Exercise task
Give the number of lines containing the word "this" and nothing more.

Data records
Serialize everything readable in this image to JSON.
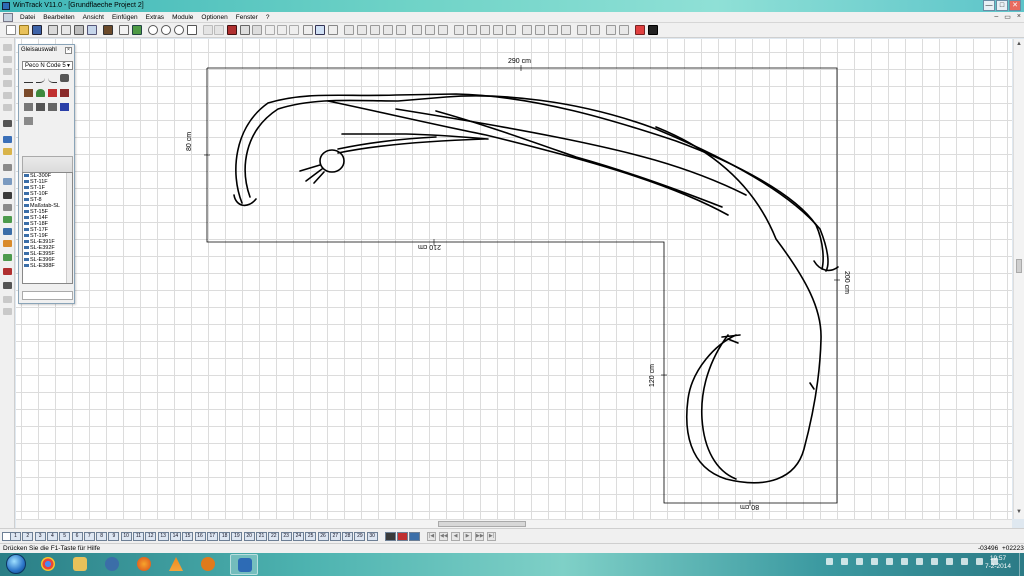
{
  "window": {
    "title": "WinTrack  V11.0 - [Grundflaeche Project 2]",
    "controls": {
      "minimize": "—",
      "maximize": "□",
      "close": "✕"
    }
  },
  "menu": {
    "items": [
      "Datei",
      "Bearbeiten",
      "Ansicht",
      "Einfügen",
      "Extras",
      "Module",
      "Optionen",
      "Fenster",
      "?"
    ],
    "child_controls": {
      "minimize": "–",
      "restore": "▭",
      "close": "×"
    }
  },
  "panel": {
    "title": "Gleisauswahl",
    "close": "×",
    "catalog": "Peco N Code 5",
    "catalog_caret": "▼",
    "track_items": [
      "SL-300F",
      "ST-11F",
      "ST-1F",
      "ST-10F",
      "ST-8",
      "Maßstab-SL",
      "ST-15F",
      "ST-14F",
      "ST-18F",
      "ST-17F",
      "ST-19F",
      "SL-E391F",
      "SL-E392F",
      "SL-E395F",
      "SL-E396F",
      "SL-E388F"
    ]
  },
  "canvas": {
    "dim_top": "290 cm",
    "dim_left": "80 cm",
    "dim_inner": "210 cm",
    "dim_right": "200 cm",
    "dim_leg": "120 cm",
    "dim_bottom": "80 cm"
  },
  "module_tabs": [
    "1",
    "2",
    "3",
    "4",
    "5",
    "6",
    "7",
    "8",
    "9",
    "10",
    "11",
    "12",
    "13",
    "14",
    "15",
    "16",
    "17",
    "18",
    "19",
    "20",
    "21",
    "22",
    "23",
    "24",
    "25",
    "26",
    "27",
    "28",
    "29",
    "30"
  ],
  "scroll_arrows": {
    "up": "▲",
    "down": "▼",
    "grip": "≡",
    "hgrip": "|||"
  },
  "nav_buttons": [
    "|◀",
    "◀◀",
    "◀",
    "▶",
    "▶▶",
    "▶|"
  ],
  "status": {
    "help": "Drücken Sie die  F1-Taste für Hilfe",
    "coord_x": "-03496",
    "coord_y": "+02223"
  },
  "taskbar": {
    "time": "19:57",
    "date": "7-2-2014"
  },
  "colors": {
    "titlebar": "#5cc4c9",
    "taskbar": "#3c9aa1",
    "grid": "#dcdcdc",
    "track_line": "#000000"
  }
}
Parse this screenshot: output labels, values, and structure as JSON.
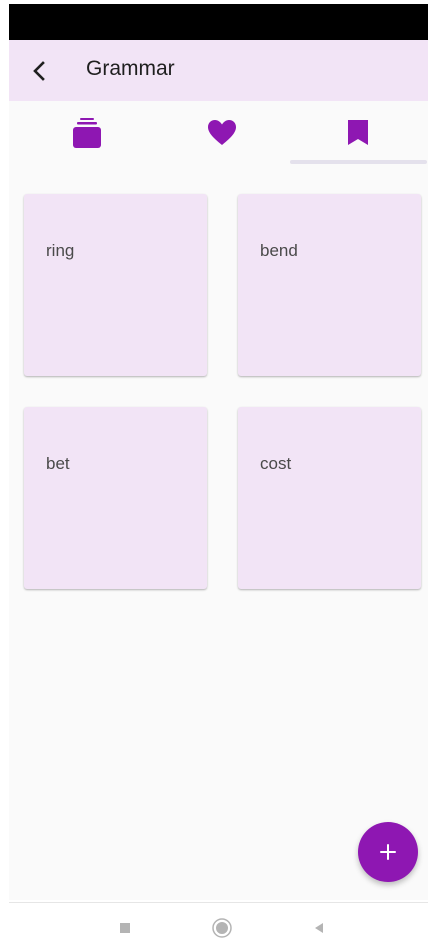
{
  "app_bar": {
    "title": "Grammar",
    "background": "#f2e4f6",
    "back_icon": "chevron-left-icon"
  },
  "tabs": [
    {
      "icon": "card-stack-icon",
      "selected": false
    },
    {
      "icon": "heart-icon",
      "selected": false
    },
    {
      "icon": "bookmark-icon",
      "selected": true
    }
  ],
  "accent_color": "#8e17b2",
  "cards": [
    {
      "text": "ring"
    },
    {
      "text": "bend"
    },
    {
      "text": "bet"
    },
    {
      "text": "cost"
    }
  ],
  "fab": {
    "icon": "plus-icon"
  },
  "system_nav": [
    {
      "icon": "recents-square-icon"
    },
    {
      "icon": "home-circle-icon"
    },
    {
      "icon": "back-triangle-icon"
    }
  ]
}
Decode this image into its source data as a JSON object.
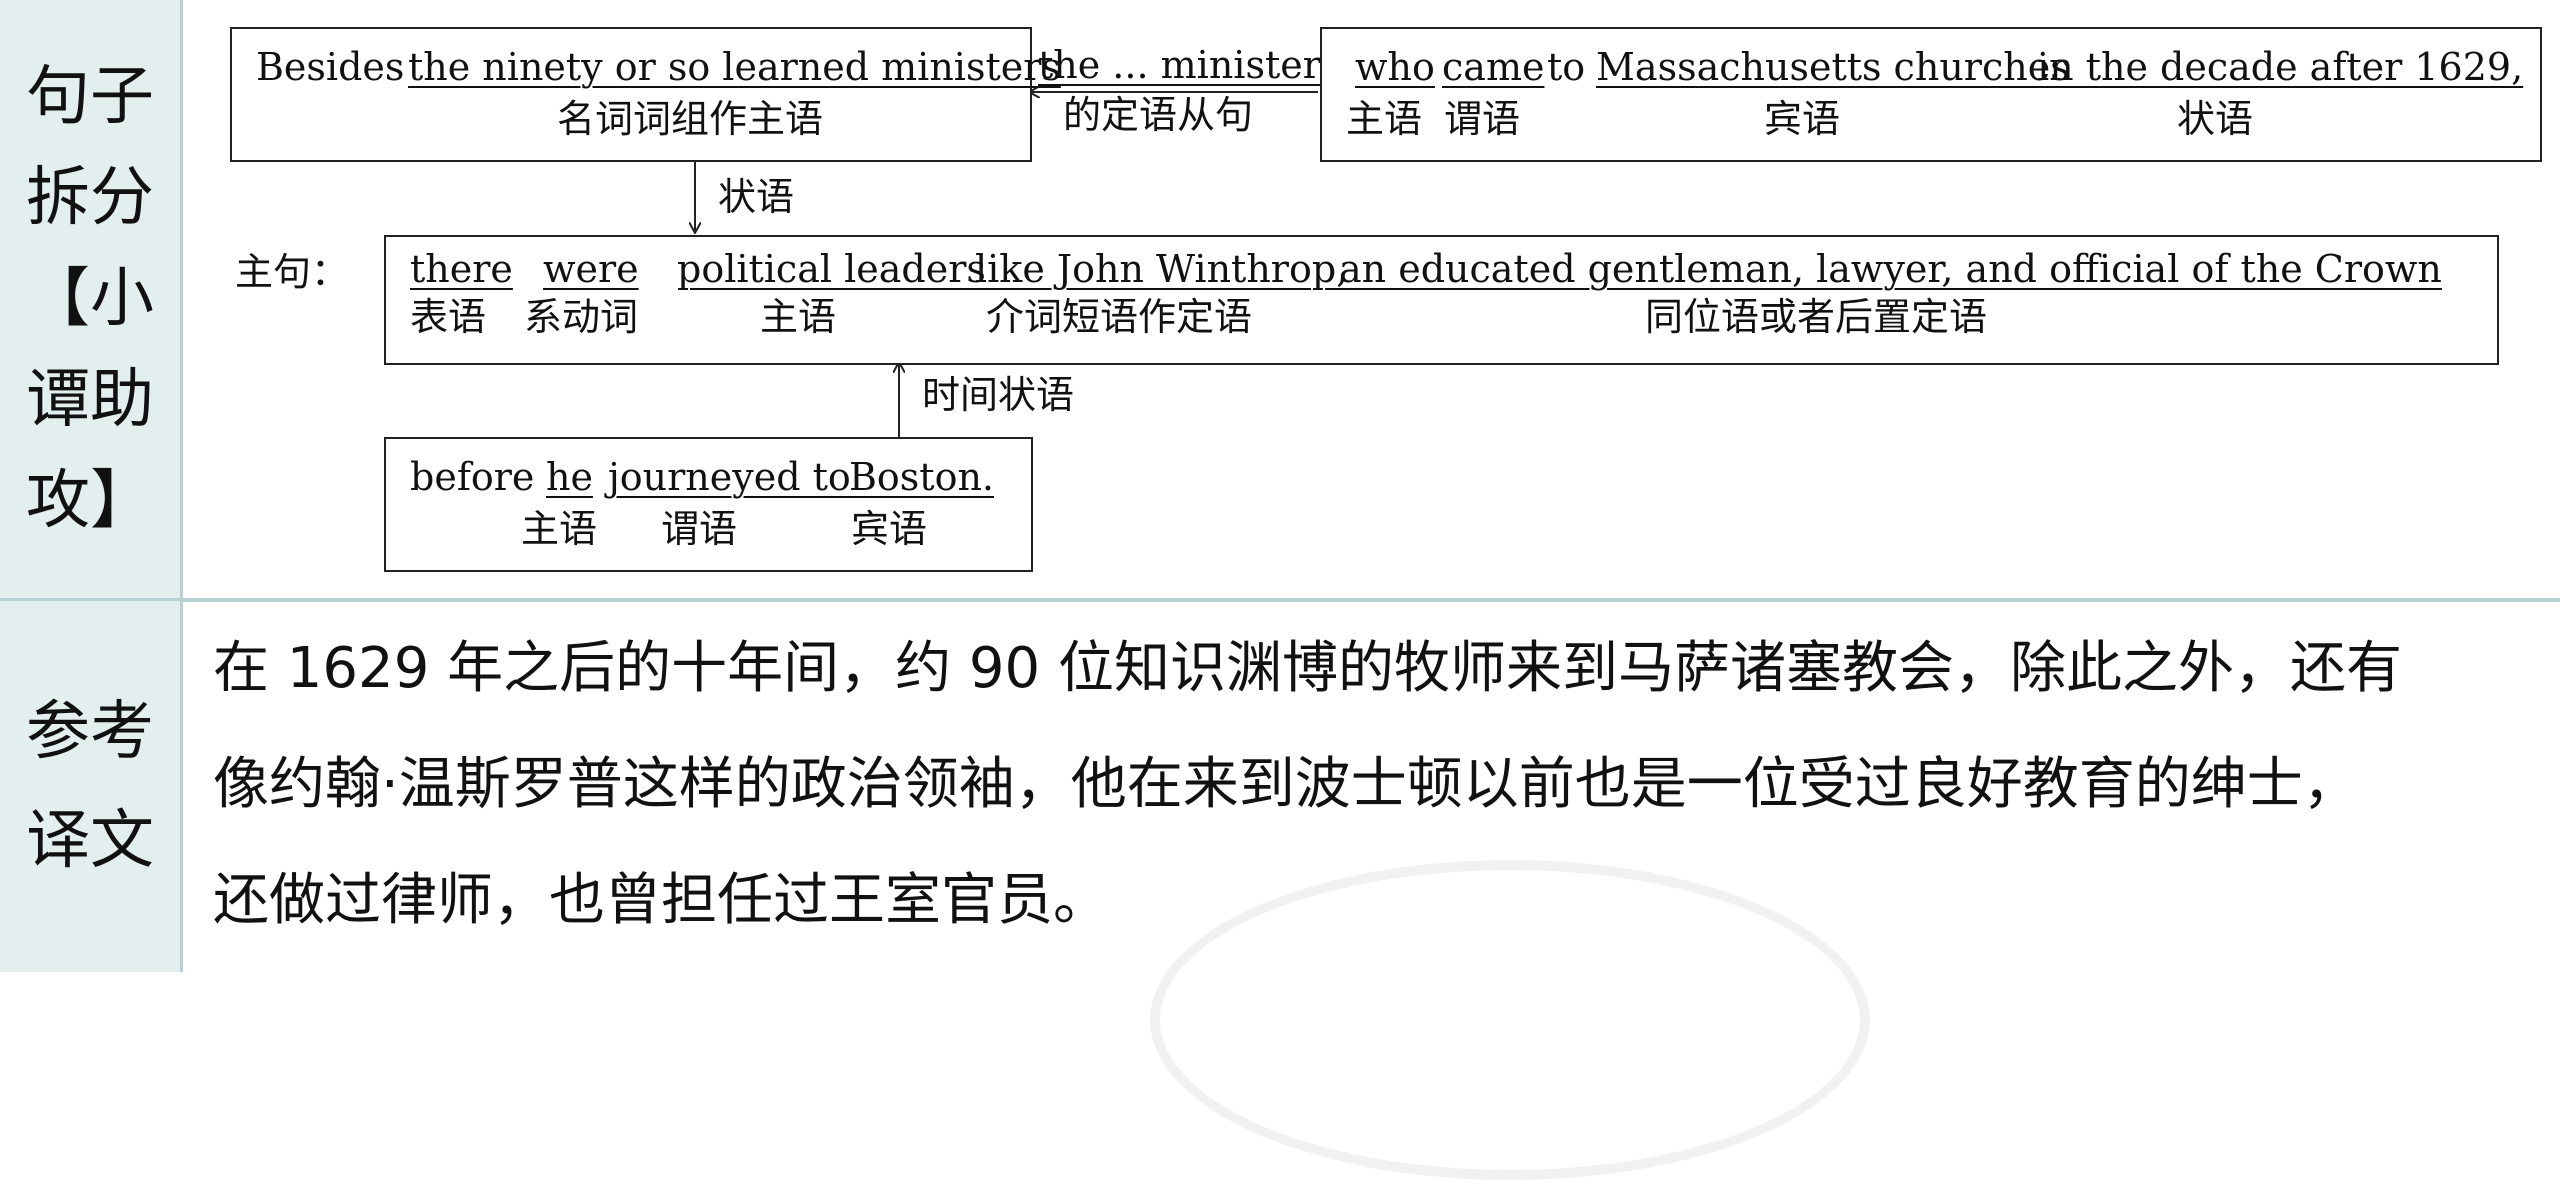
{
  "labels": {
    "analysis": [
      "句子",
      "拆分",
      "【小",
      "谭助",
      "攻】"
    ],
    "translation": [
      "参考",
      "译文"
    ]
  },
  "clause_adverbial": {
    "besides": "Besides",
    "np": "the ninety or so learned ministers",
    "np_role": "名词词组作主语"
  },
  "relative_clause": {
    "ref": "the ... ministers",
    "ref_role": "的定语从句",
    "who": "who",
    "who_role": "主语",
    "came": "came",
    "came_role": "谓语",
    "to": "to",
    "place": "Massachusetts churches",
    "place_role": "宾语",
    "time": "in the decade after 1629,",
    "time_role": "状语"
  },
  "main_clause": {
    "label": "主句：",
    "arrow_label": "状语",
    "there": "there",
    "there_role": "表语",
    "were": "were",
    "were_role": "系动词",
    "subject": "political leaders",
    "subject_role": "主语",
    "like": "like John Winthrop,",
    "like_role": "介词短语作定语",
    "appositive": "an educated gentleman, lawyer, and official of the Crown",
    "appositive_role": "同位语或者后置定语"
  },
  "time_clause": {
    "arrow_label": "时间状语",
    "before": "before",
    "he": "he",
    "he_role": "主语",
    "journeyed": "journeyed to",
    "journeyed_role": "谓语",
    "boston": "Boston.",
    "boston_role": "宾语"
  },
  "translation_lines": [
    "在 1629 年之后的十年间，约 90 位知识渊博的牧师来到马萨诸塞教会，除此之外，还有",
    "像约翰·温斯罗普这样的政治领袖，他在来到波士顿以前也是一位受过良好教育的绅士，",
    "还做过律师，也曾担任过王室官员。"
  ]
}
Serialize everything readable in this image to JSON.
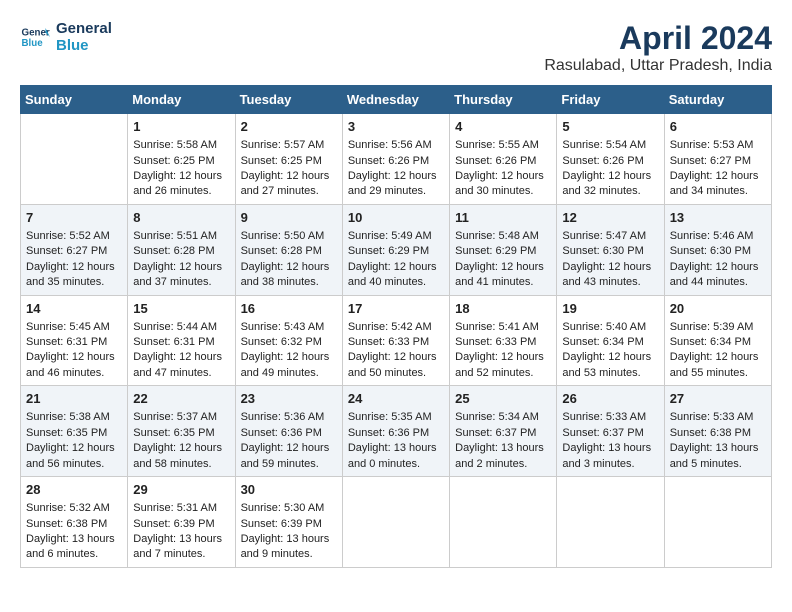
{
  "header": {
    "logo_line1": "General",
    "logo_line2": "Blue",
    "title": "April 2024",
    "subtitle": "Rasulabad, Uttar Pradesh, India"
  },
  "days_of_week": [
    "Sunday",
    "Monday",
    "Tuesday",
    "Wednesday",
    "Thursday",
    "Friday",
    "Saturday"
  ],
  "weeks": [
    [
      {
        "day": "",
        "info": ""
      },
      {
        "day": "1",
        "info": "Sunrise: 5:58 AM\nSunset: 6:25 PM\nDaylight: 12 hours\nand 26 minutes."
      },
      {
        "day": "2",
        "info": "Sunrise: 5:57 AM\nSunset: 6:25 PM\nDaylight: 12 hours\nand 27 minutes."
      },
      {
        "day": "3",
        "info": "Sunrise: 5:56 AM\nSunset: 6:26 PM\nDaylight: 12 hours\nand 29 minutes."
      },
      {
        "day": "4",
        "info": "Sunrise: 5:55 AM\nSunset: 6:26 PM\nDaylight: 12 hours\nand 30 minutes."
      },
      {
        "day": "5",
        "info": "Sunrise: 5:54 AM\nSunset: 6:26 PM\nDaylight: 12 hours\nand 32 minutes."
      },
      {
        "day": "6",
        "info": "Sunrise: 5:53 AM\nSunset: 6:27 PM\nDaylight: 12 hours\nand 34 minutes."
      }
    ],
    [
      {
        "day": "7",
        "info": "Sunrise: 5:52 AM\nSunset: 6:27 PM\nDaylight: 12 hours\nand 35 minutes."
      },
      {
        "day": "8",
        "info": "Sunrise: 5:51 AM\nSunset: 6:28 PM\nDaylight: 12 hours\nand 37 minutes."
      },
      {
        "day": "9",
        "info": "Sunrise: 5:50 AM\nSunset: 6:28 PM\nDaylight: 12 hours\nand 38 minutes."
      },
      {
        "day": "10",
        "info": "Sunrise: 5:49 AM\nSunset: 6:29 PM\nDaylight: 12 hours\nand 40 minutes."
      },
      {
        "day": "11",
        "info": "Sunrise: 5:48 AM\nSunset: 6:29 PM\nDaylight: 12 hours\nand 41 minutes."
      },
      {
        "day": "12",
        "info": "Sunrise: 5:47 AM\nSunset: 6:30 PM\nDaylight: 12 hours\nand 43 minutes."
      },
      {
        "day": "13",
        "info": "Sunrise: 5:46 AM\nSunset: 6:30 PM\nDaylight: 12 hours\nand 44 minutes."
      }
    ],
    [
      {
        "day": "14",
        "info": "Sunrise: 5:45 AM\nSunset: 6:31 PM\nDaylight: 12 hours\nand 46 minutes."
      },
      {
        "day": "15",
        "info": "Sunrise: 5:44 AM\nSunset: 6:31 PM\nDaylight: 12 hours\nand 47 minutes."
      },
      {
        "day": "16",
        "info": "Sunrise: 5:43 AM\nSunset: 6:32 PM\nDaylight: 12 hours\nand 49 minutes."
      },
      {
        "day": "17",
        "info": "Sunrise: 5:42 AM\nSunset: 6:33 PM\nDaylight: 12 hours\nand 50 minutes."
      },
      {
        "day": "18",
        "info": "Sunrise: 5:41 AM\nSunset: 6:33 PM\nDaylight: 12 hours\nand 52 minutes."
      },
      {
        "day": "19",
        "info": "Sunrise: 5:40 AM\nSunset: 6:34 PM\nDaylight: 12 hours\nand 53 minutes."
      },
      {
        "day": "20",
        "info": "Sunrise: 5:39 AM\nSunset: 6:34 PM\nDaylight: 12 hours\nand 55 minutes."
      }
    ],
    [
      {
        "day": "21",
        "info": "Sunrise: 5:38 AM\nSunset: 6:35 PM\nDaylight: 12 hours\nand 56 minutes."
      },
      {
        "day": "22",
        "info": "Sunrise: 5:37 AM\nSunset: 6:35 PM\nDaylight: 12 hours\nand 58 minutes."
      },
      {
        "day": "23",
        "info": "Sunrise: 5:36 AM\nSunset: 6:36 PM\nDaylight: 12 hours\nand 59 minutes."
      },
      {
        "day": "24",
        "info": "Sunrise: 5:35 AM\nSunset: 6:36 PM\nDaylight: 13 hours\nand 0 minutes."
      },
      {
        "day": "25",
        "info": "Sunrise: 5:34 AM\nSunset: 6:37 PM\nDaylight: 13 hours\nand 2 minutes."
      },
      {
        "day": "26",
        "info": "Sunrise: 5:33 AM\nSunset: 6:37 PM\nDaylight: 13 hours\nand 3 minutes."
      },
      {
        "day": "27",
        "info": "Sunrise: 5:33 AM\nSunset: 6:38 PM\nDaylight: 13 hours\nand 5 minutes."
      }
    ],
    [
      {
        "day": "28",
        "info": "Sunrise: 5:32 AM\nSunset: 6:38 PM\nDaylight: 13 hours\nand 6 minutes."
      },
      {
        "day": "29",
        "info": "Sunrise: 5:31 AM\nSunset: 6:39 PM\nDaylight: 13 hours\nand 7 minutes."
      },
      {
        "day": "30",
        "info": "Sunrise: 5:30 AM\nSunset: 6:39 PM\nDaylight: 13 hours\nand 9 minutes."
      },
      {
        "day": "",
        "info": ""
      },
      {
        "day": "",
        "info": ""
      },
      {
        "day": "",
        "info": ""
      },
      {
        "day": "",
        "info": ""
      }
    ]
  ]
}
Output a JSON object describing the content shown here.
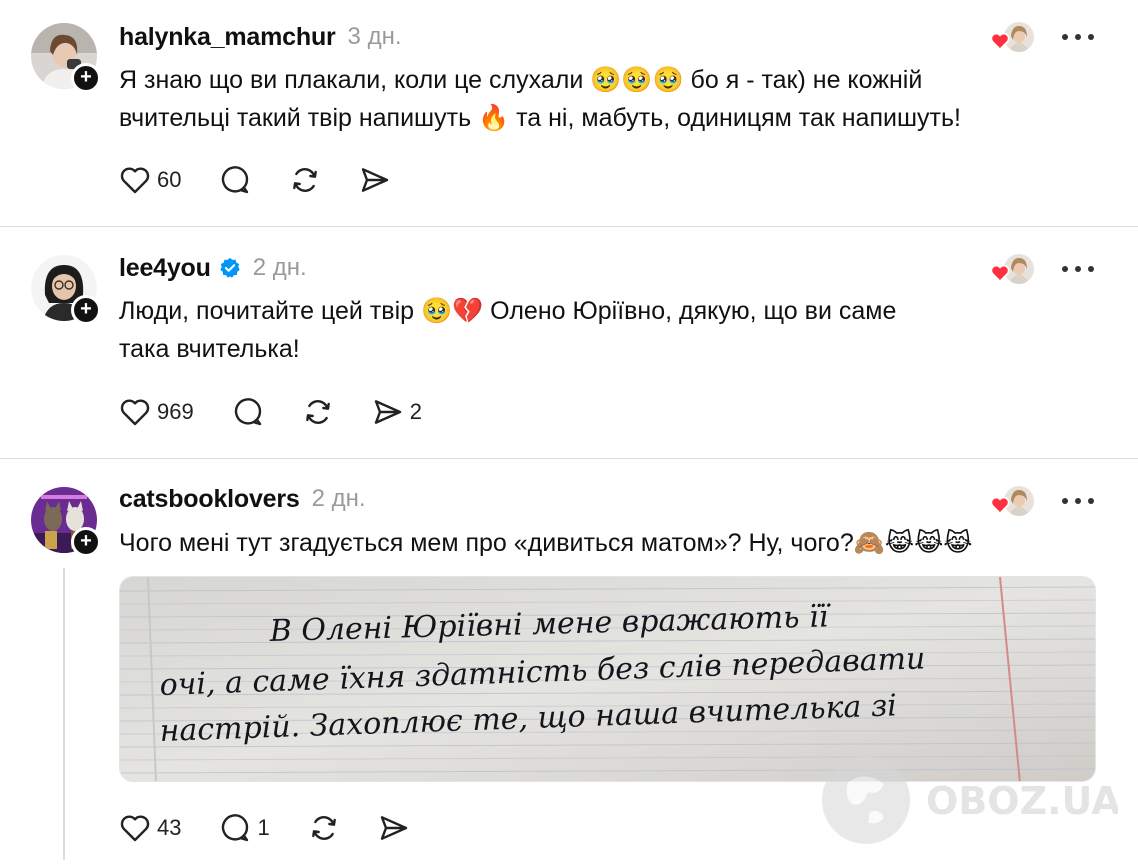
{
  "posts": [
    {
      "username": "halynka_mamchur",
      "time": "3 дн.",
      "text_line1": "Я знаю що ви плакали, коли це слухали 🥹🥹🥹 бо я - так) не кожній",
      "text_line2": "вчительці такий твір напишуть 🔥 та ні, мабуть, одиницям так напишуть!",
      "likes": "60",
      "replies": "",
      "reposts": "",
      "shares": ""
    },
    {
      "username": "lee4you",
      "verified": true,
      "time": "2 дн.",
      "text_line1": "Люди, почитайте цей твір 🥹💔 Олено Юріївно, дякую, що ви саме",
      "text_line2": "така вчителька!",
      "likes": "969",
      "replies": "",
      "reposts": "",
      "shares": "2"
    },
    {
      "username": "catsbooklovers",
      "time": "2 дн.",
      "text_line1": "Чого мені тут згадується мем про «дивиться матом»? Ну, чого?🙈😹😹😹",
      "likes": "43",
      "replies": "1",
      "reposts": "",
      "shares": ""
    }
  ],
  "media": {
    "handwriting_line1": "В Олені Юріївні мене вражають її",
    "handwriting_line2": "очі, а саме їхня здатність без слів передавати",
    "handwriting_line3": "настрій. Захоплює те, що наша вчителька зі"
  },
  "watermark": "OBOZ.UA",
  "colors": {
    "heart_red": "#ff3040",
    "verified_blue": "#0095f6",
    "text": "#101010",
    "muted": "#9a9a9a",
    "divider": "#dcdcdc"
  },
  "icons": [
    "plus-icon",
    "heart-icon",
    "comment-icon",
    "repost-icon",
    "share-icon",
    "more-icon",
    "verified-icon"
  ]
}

Task response
4